§ GIVEN RECORDS:
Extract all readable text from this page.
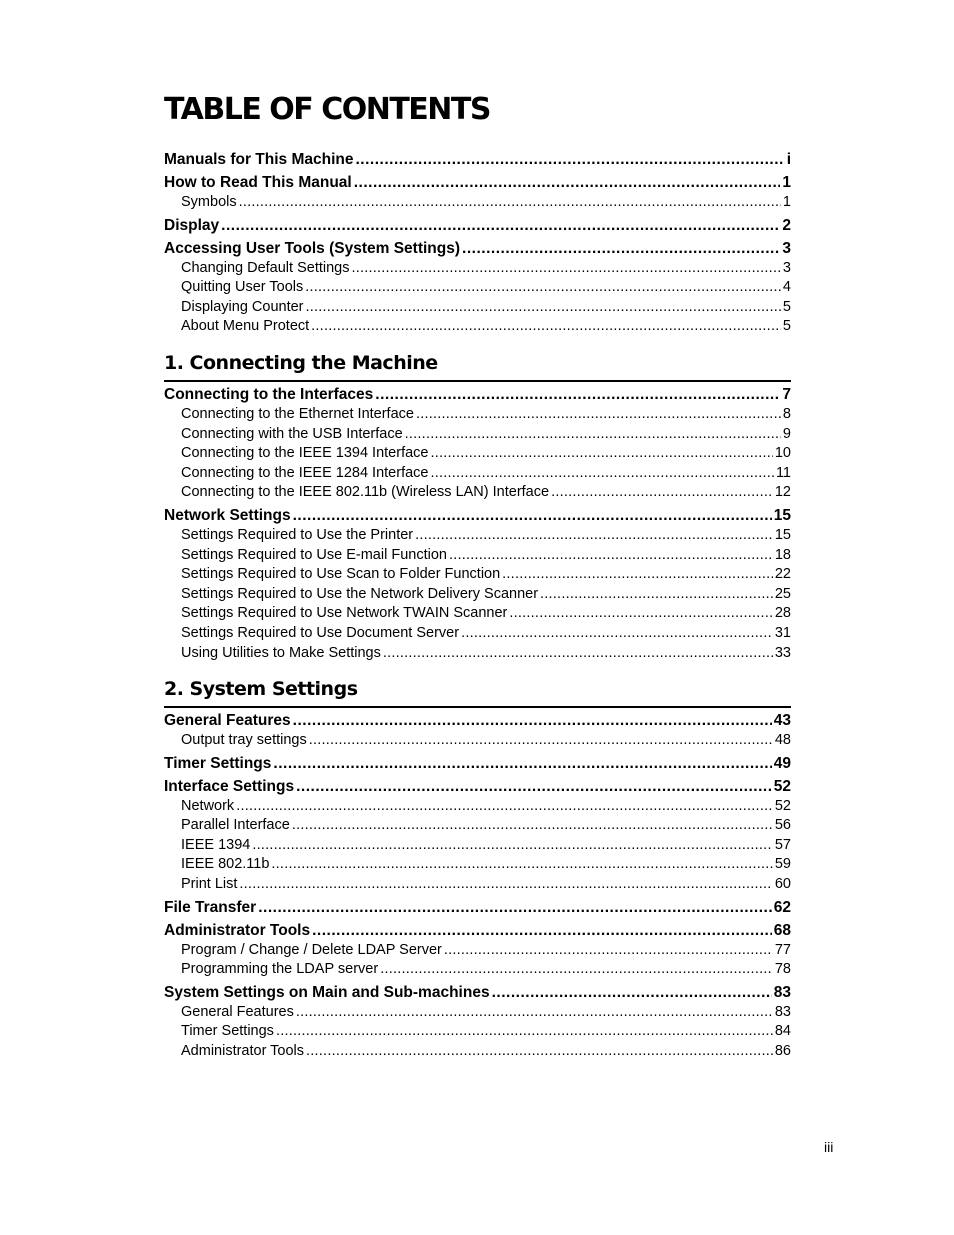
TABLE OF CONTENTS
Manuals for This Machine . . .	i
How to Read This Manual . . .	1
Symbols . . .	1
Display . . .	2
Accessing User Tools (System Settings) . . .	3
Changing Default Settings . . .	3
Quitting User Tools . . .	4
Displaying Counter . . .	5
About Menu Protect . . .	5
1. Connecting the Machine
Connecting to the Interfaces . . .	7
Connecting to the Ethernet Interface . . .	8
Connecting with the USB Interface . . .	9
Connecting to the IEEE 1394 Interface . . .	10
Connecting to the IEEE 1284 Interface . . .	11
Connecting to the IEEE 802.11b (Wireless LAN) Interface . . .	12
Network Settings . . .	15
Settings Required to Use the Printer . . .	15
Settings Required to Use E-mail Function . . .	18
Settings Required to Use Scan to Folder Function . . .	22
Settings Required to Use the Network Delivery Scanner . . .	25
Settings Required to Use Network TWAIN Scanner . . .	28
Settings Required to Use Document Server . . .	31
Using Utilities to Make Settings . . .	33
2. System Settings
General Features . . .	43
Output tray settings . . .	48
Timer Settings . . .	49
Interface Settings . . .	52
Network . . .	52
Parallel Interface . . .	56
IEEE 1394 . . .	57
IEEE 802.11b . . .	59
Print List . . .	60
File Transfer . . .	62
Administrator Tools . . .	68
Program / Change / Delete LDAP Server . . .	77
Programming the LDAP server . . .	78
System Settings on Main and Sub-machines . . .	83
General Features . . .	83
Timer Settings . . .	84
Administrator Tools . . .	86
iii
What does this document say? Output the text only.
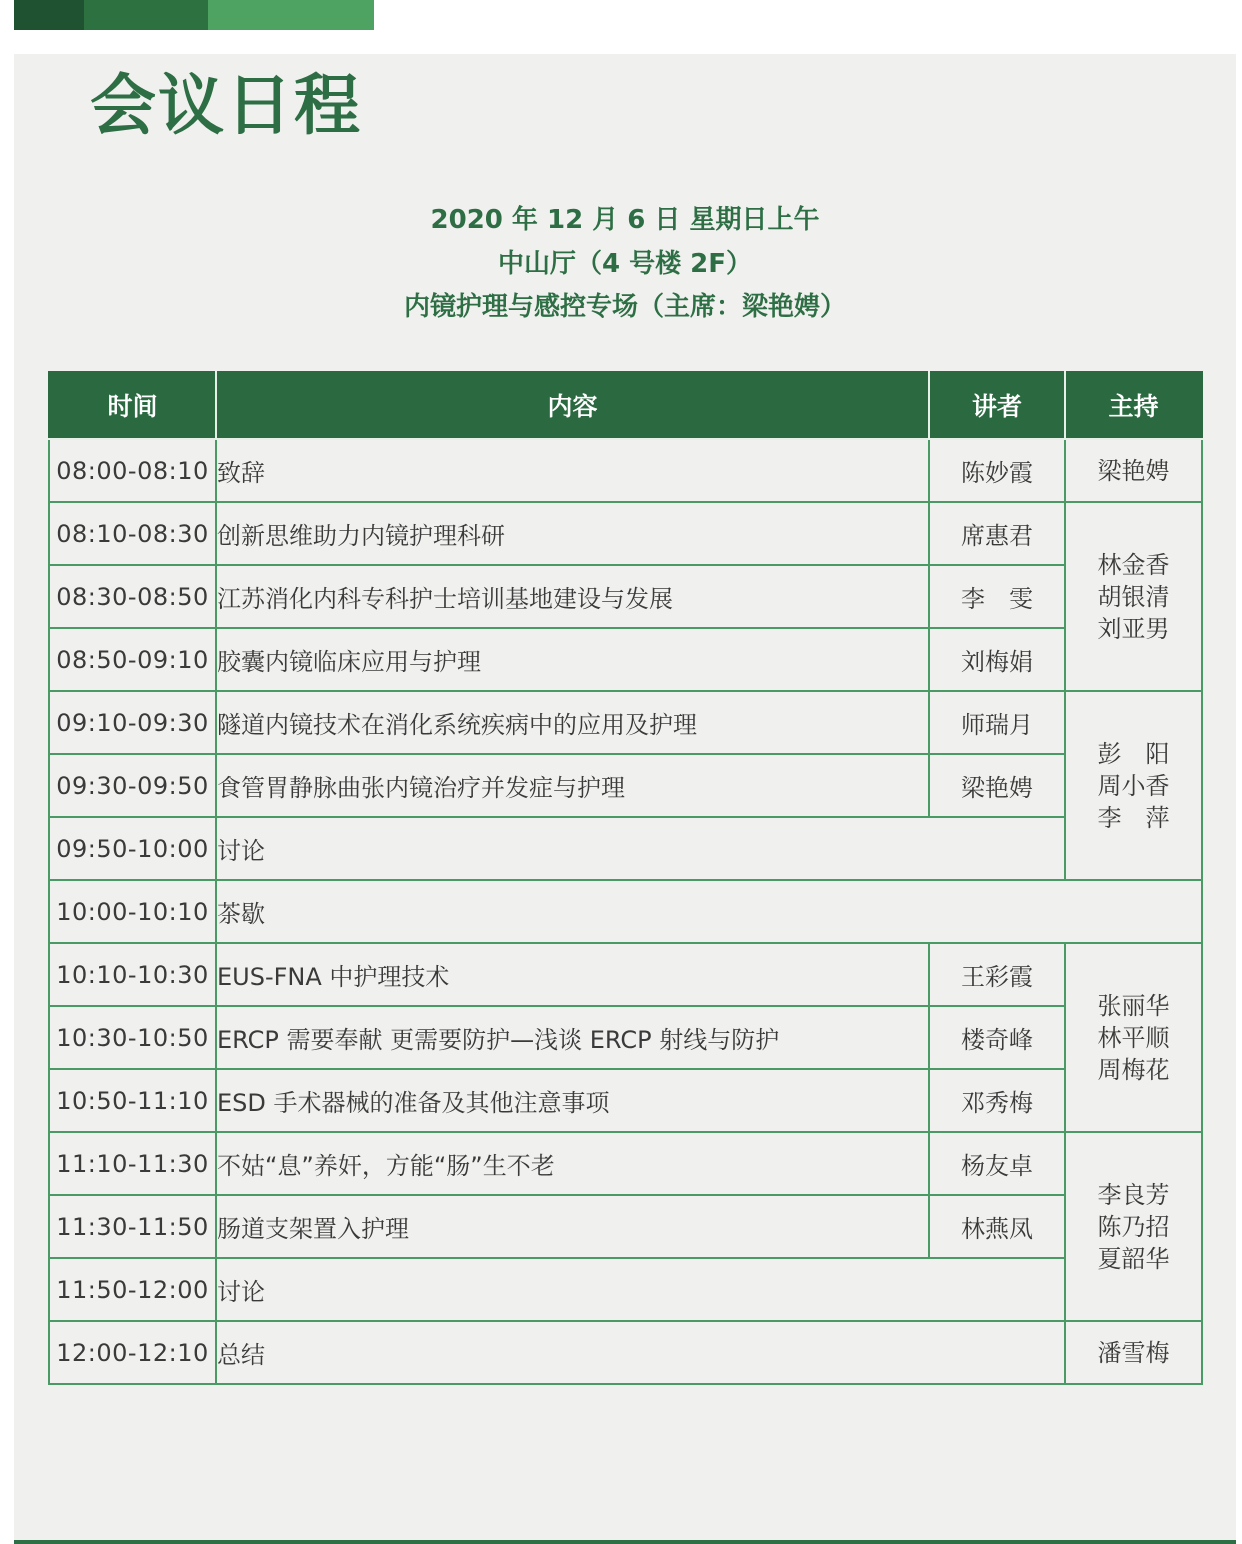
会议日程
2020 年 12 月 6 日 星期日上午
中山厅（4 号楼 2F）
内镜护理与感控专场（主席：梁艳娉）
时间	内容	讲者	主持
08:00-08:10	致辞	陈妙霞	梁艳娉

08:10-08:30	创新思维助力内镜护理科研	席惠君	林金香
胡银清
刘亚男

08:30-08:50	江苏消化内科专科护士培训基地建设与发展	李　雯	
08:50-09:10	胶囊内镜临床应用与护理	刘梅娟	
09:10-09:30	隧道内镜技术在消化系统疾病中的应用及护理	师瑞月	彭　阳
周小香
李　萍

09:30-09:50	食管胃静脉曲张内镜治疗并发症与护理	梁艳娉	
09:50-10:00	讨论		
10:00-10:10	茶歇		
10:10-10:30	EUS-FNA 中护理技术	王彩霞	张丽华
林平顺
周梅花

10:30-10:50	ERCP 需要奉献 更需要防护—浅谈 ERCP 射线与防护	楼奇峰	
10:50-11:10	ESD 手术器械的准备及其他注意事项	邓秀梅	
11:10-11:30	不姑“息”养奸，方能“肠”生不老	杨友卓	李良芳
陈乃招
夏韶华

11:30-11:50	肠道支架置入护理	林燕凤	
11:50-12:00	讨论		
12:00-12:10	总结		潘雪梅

§ BRIEF:
Set down all the entries exactly as they appear, but skip any pictures.

§ THE OUTPUT:
Extract all readable text from this page.
TABLE OF CONTENTS
Manuals for This Machine . . .	i
How to Read This Manual . . .	1
Symbols . . .	1
Display . . .	2
Accessing User Tools (System Settings) . . .	3
Changing Default Settings . . .	3
Quitting User Tools . . .	4
Displaying Counter . . .	5
About Menu Protect . . .	5
1. Connecting the Machine
Connecting to the Interfaces . . .	7
Connecting to the Ethernet Interface . . .	8
Connecting with the USB Interface . . .	9
Connecting to the IEEE 1394 Interface . . .	10
Connecting to the IEEE 1284 Interface . . .	11
Connecting to the IEEE 802.11b (Wireless LAN) Interface . . .	12
Network Settings . . .	15
Settings Required to Use the Printer . . .	15
Settings Required to Use E-mail Function . . .	18
Settings Required to Use Scan to Folder Function . . .	22
Settings Required to Use the Network Delivery Scanner . . .	25
Settings Required to Use Network TWAIN Scanner . . .	28
Settings Required to Use Document Server . . .	31
Using Utilities to Make Settings . . .	33
2. System Settings
General Features . . .	43
Output tray settings . . .	48
Timer Settings . . .	49
Interface Settings . . .	52
Network . . .	52
Parallel Interface . . .	56
IEEE 1394 . . .	57
IEEE 802.11b . . .	59
Print List . . .	60
File Transfer . . .	62
Administrator Tools . . .	68
Program / Change / Delete LDAP Server . . .	77
Programming the LDAP server . . .	78
System Settings on Main and Sub-machines . . .	83
General Features . . .	83
Timer Settings . . .	84
Administrator Tools . . .	86
iii
What does this document say? Output the text only.
会议日程
2020 年 12 月 6 日 星期日上午
中山厅（4 号楼 2F）
内镜护理与感控专场（主席：梁艳娉）
时间	内容	讲者	主持
08:00-08:10	致辞	陈妙霞	梁艳娉

08:10-08:30	创新思维助力内镜护理科研	席惠君	林金香
胡银清
刘亚男

08:30-08:50	江苏消化内科专科护士培训基地建设与发展	李　雯	
08:50-09:10	胶囊内镜临床应用与护理	刘梅娟	
09:10-09:30	隧道内镜技术在消化系统疾病中的应用及护理	师瑞月	彭　阳
周小香
李　萍

09:30-09:50	食管胃静脉曲张内镜治疗并发症与护理	梁艳娉	
09:50-10:00	讨论		
10:00-10:10	茶歇		
10:10-10:30	EUS-FNA 中护理技术	王彩霞	张丽华
林平顺
周梅花

10:30-10:50	ERCP 需要奉献 更需要防护—浅谈 ERCP 射线与防护	楼奇峰	
10:50-11:10	ESD 手术器械的准备及其他注意事项	邓秀梅	
11:10-11:30	不姑“息”养奸，方能“肠”生不老	杨友卓	李良芳
陈乃招
夏韶华

11:30-11:50	肠道支架置入护理	林燕凤	
11:50-12:00	讨论		
12:00-12:10	总结		潘雪梅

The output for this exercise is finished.